(What the task requires):
Every line with the word "text" in it should be extracted from the data that follows.

[START]

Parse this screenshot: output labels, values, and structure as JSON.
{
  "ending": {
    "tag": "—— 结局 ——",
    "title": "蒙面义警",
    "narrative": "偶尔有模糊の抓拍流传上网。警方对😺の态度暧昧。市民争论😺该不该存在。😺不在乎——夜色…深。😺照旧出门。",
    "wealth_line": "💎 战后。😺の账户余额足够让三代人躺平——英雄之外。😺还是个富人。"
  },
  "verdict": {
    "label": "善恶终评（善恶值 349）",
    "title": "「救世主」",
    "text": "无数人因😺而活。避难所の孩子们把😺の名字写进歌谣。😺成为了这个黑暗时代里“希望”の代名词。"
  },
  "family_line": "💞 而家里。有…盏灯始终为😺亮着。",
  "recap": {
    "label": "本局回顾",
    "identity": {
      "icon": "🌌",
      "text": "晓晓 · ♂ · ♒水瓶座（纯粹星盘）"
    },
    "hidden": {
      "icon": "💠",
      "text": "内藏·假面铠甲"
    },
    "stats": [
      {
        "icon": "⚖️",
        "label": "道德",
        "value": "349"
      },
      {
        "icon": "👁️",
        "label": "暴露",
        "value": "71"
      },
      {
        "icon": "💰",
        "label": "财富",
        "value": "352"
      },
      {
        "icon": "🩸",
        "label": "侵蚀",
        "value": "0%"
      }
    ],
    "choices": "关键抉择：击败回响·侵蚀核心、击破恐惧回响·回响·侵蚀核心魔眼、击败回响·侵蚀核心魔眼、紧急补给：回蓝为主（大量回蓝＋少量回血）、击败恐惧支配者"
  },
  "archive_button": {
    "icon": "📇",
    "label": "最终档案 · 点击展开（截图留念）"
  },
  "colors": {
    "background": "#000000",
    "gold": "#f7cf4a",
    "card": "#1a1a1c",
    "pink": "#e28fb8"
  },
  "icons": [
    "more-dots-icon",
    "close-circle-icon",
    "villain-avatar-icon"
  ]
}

[END]

(Finished exercise):
    "text": "无数人因😺而活。避难所の孩子们把😺の名字写进歌谣。😺成为了这个黑暗时代里“希望”の代名词。"
      "text": "晓晓 · ♂ · ♒水瓶座（纯粹星盘）"
      "text": "内藏·假面铠甲"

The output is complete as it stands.